_Available data_:

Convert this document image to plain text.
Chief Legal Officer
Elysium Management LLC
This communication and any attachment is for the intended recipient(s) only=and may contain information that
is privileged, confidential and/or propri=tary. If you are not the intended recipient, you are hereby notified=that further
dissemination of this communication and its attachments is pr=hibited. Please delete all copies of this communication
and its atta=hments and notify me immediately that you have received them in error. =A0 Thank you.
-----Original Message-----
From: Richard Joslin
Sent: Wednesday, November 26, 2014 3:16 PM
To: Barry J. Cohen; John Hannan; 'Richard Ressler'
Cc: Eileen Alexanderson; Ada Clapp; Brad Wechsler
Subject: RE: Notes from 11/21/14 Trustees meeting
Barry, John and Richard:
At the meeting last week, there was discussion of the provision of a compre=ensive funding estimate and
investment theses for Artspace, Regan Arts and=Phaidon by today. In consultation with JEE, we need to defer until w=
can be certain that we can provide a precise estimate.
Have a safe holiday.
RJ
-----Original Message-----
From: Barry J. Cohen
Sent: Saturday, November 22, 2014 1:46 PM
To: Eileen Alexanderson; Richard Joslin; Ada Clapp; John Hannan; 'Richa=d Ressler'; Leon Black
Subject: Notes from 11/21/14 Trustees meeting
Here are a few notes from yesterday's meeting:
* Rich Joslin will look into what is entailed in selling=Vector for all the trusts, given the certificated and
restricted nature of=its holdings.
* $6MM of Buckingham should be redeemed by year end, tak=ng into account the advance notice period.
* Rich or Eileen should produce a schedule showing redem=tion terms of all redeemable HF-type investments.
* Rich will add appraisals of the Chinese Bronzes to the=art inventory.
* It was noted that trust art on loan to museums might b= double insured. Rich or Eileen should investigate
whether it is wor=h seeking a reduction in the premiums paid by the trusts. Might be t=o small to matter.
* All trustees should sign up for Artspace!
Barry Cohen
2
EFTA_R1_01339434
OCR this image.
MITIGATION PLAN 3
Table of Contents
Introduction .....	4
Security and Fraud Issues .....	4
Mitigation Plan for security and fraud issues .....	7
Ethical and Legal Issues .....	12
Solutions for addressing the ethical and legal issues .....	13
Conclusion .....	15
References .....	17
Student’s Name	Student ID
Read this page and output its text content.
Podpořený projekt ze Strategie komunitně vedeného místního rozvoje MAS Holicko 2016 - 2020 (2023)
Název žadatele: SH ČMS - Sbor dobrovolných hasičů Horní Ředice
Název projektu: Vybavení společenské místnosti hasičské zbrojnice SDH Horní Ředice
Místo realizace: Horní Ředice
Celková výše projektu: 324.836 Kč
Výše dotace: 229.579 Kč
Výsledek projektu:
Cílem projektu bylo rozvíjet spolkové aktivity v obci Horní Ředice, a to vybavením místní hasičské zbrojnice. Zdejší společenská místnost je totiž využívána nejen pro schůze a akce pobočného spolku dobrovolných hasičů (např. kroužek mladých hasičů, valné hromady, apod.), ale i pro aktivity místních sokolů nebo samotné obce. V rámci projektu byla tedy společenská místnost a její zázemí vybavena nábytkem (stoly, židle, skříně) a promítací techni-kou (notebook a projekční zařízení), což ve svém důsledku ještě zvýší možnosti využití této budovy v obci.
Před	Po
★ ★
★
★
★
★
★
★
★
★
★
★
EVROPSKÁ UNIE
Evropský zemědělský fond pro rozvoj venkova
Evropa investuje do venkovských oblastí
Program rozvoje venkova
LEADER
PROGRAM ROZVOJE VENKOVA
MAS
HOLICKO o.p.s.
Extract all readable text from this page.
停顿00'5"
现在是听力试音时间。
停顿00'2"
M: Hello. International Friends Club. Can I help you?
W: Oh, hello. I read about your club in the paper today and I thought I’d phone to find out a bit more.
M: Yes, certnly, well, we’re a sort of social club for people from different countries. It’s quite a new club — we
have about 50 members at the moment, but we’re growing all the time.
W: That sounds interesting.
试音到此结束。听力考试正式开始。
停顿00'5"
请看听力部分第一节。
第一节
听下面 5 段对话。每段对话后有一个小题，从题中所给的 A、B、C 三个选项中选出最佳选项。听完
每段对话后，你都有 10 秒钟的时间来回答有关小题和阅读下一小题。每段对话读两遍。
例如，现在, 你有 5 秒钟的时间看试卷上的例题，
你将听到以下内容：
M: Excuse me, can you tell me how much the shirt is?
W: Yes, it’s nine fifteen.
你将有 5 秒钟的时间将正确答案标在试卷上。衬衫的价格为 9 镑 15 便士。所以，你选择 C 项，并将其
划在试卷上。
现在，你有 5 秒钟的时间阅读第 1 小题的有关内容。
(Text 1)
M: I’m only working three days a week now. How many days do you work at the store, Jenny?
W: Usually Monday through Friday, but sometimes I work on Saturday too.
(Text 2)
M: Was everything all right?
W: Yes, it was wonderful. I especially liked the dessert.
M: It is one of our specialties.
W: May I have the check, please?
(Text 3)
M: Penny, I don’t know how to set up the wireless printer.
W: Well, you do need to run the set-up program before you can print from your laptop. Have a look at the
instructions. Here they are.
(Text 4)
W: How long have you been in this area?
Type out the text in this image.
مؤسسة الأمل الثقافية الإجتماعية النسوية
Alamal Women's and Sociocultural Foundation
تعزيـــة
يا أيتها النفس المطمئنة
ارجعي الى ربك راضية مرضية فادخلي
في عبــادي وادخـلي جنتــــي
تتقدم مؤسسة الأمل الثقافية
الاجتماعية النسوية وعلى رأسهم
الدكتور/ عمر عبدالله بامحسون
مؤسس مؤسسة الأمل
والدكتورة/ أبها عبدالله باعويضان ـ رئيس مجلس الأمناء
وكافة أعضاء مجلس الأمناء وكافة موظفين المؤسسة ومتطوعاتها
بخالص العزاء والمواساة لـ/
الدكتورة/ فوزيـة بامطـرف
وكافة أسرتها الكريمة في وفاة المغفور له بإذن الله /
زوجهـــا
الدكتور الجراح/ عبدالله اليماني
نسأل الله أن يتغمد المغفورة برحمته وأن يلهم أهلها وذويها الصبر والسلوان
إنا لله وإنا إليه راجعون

_Required task_: Return the lines from the line containing "Type out the text in this image." to the end of the entries above, exactly as they appear and with no other output.

_Solution_:
Type out the text in this image.
مؤسسة الأمل الثقافية الإجتماعية النسوية
Alamal Women's and Sociocultural Foundation
تعزيـــة
يا أيتها النفس المطمئنة
ارجعي الى ربك راضية مرضية فادخلي
في عبــادي وادخـلي جنتــــي
تتقدم مؤسسة الأمل الثقافية
الاجتماعية النسوية وعلى رأسهم
الدكتور/ عمر عبدالله بامحسون
مؤسس مؤسسة الأمل
والدكتورة/ أبها عبدالله باعويضان ـ رئيس مجلس الأمناء
وكافة أعضاء مجلس الأمناء وكافة موظفين المؤسسة ومتطوعاتها
بخالص العزاء والمواساة لـ/
الدكتورة/ فوزيـة بامطـرف
وكافة أسرتها الكريمة في وفاة المغفور له بإذن الله /
زوجهـــا
الدكتور الجراح/ عبدالله اليماني
نسأل الله أن يتغمد المغفورة برحمته وأن يلهم أهلها وذويها الصبر والسلوان
إنا لله وإنا إليه راجعون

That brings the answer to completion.